In the entries that follow, how many lines contain "consumers"? Answer with the number only.

"""

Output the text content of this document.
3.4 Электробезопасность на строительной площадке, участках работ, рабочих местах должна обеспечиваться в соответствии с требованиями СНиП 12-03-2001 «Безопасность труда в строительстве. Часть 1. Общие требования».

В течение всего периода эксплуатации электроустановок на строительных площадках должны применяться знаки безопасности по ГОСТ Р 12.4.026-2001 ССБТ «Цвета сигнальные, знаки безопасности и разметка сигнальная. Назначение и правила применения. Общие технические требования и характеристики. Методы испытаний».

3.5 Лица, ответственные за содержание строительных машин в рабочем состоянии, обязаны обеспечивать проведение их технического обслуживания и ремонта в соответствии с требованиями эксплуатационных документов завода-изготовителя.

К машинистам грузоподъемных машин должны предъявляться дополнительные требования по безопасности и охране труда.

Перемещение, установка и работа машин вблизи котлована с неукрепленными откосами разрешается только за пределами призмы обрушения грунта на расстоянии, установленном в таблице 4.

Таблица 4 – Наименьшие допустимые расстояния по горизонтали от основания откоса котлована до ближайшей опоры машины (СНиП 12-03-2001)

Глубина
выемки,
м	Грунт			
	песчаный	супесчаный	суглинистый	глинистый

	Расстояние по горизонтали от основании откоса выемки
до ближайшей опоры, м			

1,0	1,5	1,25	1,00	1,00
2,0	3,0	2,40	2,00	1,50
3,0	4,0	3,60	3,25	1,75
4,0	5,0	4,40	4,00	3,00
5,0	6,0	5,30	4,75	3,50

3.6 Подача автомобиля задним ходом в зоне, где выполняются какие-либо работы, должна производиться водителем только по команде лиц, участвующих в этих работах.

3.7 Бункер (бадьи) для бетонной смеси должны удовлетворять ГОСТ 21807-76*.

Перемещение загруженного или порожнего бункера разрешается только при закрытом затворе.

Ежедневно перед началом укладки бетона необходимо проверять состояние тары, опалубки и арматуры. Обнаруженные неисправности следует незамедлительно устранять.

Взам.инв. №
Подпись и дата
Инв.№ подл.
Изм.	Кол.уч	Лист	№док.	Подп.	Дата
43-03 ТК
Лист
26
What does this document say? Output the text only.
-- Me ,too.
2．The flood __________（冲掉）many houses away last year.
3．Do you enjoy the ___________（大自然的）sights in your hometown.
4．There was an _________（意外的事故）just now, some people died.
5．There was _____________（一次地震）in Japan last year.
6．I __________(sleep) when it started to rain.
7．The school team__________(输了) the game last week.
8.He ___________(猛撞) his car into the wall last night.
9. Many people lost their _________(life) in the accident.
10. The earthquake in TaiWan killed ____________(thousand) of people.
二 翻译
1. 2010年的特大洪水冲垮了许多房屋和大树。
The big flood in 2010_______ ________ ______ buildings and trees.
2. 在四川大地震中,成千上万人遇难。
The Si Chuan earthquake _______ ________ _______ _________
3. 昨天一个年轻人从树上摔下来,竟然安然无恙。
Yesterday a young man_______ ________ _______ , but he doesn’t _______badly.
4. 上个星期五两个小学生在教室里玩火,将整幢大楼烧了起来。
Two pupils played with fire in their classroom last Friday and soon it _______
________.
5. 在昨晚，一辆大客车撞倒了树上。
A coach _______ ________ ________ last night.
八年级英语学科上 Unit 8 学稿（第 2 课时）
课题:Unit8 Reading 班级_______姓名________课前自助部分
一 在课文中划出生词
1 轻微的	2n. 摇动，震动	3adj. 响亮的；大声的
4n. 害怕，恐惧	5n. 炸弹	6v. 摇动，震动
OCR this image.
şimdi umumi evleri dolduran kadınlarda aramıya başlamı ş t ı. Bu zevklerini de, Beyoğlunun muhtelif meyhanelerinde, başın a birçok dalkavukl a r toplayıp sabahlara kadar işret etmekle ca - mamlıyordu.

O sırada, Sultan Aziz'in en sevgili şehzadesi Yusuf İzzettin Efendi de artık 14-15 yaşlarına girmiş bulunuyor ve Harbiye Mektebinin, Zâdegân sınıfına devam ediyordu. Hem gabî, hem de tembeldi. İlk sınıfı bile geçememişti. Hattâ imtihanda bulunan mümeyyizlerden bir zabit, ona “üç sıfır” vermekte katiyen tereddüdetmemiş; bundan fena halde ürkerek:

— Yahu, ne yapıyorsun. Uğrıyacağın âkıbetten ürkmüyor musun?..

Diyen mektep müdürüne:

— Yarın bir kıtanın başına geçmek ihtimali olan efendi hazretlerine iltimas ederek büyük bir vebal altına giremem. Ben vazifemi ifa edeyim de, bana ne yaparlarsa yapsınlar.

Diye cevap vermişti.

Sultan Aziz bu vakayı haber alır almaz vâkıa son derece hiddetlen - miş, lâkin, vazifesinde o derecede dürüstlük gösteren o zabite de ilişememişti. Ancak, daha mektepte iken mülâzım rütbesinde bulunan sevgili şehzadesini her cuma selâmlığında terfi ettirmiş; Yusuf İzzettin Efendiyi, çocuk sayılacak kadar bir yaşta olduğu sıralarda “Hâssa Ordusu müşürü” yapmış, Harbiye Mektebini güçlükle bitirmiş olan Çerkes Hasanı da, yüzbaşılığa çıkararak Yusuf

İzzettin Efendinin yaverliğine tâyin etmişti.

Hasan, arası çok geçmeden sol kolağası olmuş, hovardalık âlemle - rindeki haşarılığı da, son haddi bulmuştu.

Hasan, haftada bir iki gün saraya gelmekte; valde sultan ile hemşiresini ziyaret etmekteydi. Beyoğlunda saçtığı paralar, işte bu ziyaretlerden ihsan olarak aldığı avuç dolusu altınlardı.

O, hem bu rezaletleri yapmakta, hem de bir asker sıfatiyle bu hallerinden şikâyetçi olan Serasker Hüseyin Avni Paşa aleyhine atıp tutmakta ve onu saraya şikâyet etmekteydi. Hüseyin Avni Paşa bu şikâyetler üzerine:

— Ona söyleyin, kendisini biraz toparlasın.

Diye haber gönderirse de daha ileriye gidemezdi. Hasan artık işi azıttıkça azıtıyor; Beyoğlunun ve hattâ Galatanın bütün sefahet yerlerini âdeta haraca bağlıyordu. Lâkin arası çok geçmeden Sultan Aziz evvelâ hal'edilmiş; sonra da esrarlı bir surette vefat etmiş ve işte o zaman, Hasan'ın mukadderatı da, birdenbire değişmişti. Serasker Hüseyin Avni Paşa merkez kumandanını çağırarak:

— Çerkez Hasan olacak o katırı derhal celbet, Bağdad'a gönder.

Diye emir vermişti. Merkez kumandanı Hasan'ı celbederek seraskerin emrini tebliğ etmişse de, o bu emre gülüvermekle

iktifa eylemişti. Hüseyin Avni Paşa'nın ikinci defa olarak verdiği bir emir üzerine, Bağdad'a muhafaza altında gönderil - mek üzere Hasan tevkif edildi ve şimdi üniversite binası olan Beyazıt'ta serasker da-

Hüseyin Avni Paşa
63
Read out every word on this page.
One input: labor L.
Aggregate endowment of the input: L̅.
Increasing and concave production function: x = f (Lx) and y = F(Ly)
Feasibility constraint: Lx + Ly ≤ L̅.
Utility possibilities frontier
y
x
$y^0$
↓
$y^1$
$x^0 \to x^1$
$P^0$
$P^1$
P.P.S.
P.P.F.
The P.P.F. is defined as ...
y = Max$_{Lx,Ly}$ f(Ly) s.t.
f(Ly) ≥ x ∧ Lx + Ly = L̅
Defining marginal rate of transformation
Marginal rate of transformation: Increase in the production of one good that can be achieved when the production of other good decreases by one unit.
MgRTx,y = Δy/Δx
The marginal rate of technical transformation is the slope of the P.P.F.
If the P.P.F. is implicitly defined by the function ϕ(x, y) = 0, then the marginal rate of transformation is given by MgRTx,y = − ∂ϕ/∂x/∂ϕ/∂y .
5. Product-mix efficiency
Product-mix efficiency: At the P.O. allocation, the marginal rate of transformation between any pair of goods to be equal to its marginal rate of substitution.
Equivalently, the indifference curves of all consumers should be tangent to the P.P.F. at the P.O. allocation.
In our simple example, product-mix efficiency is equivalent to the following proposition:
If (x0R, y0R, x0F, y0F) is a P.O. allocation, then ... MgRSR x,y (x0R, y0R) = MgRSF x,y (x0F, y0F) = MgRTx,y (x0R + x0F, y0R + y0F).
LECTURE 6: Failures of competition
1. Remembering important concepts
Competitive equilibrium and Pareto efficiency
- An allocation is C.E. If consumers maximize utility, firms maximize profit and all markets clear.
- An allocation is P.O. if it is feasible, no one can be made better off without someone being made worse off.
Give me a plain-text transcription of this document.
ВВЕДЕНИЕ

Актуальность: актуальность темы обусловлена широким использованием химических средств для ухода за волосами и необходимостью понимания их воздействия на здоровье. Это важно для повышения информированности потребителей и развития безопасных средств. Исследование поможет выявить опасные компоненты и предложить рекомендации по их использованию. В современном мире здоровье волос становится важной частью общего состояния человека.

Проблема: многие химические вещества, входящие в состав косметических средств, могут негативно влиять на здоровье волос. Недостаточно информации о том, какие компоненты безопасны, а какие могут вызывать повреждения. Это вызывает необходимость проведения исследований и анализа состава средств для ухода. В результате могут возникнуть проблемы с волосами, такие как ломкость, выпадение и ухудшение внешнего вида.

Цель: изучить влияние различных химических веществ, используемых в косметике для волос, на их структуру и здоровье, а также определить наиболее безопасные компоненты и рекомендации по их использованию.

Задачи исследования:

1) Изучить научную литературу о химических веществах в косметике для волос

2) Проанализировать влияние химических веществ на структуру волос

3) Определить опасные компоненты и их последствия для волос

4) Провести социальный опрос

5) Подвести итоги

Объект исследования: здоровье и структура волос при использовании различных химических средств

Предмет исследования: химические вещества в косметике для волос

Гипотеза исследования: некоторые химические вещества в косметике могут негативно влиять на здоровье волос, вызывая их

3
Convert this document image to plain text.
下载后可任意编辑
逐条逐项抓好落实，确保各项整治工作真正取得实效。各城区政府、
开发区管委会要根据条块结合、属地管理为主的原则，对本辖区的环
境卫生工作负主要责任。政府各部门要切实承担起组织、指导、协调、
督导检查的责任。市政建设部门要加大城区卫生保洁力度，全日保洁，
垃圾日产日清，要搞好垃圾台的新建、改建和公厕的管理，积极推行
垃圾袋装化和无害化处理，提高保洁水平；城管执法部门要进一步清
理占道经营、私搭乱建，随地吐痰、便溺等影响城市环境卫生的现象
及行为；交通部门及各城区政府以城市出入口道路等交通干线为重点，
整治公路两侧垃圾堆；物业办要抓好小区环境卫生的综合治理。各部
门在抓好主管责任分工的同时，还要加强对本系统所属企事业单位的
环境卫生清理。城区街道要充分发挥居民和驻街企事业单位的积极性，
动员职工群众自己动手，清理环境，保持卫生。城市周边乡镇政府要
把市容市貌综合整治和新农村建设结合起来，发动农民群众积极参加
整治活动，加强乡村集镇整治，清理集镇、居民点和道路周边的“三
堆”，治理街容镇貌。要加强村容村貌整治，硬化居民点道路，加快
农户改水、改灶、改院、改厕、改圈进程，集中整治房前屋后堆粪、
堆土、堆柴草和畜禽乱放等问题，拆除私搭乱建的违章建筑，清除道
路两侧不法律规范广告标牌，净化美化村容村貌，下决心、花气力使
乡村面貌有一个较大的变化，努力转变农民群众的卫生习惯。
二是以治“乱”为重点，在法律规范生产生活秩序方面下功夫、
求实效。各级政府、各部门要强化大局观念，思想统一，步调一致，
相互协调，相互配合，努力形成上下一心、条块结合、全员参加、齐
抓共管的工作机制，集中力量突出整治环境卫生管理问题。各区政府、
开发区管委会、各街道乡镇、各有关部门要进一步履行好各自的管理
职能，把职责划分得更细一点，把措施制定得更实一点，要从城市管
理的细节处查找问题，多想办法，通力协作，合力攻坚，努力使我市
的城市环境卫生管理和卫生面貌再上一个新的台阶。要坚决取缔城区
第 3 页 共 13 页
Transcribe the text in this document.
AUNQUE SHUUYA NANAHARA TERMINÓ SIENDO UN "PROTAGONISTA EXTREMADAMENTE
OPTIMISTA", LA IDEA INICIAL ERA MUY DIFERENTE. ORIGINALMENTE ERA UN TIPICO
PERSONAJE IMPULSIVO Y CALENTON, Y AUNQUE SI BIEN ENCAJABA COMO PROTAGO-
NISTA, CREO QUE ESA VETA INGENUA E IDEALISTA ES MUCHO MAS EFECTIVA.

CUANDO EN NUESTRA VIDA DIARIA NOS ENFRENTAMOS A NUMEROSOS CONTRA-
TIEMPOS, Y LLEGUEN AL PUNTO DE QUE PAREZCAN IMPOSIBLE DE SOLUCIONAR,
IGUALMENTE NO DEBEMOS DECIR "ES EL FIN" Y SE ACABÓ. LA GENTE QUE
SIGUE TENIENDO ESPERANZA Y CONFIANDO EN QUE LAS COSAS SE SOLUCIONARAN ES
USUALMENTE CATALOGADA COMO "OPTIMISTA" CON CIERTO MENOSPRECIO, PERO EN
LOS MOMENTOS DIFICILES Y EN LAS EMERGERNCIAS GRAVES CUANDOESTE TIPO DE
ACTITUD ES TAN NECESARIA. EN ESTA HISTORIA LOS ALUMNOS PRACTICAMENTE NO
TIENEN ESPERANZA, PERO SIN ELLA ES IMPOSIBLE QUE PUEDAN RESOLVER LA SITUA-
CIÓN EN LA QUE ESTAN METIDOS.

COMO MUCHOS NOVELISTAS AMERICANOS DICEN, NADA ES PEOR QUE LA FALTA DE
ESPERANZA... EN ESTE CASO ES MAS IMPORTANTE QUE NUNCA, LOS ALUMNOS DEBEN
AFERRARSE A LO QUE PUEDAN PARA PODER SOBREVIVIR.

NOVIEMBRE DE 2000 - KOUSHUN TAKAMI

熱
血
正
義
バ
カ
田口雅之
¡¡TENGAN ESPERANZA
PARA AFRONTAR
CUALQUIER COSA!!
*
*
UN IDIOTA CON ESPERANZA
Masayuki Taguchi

"""

→ THE RESPONSE: 2